Dataset entries →
——

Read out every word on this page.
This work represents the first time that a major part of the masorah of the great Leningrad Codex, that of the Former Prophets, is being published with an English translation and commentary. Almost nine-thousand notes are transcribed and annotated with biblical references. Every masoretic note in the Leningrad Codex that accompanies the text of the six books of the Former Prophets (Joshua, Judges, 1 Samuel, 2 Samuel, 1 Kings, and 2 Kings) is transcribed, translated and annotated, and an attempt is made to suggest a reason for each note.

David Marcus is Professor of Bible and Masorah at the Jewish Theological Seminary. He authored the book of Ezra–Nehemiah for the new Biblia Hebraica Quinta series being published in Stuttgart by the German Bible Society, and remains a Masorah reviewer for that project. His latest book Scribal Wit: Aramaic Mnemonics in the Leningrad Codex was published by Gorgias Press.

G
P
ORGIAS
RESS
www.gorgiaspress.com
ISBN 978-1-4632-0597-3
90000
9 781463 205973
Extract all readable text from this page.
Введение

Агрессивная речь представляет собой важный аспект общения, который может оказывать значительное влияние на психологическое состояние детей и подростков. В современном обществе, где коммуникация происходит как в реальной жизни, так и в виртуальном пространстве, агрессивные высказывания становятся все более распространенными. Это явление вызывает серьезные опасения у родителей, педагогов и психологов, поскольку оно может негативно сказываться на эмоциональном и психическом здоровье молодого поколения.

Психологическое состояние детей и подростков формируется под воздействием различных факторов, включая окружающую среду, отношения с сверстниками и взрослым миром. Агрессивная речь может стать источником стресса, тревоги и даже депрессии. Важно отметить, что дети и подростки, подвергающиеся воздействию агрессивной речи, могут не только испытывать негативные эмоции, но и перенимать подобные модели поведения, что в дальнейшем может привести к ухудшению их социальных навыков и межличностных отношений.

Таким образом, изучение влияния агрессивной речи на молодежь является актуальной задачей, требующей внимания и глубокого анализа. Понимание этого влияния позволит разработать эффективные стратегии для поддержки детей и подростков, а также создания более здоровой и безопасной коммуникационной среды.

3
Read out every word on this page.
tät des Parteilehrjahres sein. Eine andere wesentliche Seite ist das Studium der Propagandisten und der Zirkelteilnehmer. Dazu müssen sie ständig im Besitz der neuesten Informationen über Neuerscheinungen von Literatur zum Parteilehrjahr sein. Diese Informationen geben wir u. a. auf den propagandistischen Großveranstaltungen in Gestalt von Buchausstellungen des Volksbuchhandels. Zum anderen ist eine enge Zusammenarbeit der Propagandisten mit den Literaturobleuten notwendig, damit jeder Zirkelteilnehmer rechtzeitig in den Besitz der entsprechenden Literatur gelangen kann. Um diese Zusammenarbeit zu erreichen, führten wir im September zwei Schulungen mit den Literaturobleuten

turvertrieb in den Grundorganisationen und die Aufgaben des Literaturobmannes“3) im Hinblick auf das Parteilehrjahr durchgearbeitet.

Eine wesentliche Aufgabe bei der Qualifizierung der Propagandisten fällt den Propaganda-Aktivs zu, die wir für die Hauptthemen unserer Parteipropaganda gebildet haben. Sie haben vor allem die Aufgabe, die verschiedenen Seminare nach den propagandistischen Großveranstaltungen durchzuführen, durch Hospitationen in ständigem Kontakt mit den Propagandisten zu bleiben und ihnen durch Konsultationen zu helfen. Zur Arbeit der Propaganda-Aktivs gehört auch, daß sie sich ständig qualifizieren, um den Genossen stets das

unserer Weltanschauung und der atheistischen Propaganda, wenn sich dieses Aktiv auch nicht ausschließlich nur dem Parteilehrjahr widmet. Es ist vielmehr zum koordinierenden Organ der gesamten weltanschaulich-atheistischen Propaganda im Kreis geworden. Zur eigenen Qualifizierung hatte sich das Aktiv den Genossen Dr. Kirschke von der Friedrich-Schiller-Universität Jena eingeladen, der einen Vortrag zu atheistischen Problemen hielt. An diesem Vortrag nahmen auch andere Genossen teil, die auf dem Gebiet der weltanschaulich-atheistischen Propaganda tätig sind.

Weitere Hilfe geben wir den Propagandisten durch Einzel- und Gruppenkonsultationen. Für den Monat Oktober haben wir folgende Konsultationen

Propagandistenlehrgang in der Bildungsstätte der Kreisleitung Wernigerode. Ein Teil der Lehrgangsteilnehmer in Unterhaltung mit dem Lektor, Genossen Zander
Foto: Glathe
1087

——

Find all lines where the word "Konsultationen" appears. Copy them.

Eine wesentliche Aufgabe bei der Qualifizierung der Propagandisten fällt den Propaganda-Aktivs zu, die wir für die Hauptthemen unserer Parteipropaganda gebildet haben. Sie haben vor allem die Aufgabe, die verschiedenen Seminare nach den propagandistischen Großveranstaltungen durchzuführen, durch Hospitationen in ständigem Kontakt mit den Propagandisten zu bleiben und ihnen durch Konsultationen zu helfen. Zur Arbeit der Propaganda-Aktivs gehört auch, daß sie sich ständig qualifizieren, um den Genossen stets das
Weitere Hilfe geben wir den Propagandisten durch Einzel- und Gruppenkonsultationen. Für den Monat Oktober haben wir folgende Konsultationen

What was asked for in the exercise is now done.